## TASK INSTRUCTIONS
Copy out each line that includes the word "arcsec".
++++++++++
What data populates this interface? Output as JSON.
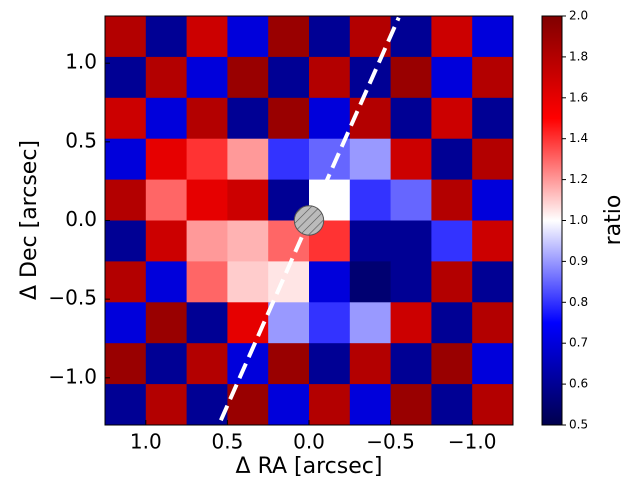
{
  "chart_data": {
    "type": "heatmap",
    "xlabel": "Δ RA [arcsec]",
    "ylabel": "Δ Dec [arcsec]",
    "colorbar_label": "ratio",
    "colormap": "seismic",
    "x": [
      1.125,
      0.875,
      0.625,
      0.375,
      0.125,
      -0.125,
      -0.375,
      -0.625,
      -0.875,
      -1.125
    ],
    "y": [
      1.17,
      0.91,
      0.65,
      0.39,
      0.13,
      -0.13,
      -0.39,
      -0.65,
      -0.91,
      -1.17
    ],
    "values": [
      [
        1.8,
        0.6,
        1.7,
        0.7,
        1.9,
        0.6,
        1.8,
        0.6,
        1.7,
        0.7
      ],
      [
        0.6,
        1.8,
        0.7,
        1.9,
        0.6,
        1.8,
        0.6,
        1.9,
        0.7,
        1.8
      ],
      [
        1.7,
        0.7,
        1.8,
        0.6,
        1.9,
        0.7,
        1.8,
        0.6,
        1.7,
        0.6
      ],
      [
        0.7,
        1.6,
        1.4,
        1.2,
        0.8,
        0.85,
        0.9,
        1.7,
        0.6,
        1.8
      ],
      [
        1.8,
        1.3,
        1.6,
        1.7,
        0.6,
        1.0,
        0.8,
        0.85,
        1.8,
        0.7
      ],
      [
        0.6,
        1.7,
        1.2,
        1.15,
        1.3,
        1.4,
        0.6,
        0.6,
        0.8,
        1.7
      ],
      [
        1.8,
        0.7,
        1.3,
        1.1,
        1.05,
        0.7,
        0.55,
        0.6,
        1.8,
        0.6
      ],
      [
        0.7,
        1.9,
        0.6,
        1.6,
        0.9,
        0.8,
        0.9,
        1.7,
        0.6,
        1.8
      ],
      [
        1.9,
        0.6,
        1.8,
        0.7,
        1.9,
        0.6,
        1.8,
        0.6,
        1.9,
        0.7
      ],
      [
        0.6,
        1.8,
        0.6,
        1.9,
        0.7,
        1.8,
        0.7,
        1.9,
        0.6,
        1.8
      ]
    ],
    "xlim": [
      1.25,
      -1.25
    ],
    "ylim": [
      -1.3,
      1.3
    ],
    "xticks": [
      {
        "value": 1.0,
        "label": "1.0"
      },
      0.5,
      {
        "value": 0.0,
        "label": "0.0"
      },
      {
        "value": -0.5,
        "label": "−0.5"
      },
      {
        "value": -1.0,
        "label": "−1.0"
      }
    ],
    "yticks": [
      {
        "value": -1.0,
        "label": "−1.0"
      },
      {
        "value": -0.5,
        "label": "−0.5"
      },
      {
        "value": 0.0,
        "label": "0.0"
      },
      0.5,
      {
        "value": 1.0,
        "label": "1.0"
      }
    ],
    "clim": [
      0.5,
      2.0
    ],
    "ccenter": 1.0,
    "cticks": [
      0.5,
      0.6,
      0.7,
      0.8,
      0.9,
      {
        "value": 1.0,
        "label": "1.0"
      },
      1.2,
      1.4,
      1.6,
      1.8,
      {
        "value": 2.0,
        "label": "2.0"
      }
    ],
    "line": {
      "x": [
        0.54,
        -0.55
      ],
      "y": [
        -1.27,
        1.29
      ],
      "color": "#ffffff"
    },
    "mask_radius": 0.09
  }
}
++++++++++
## WORKED ANSWER
    "xlabel": "Δ RA [arcsec]",
    "ylabel": "Δ Dec [arcsec]",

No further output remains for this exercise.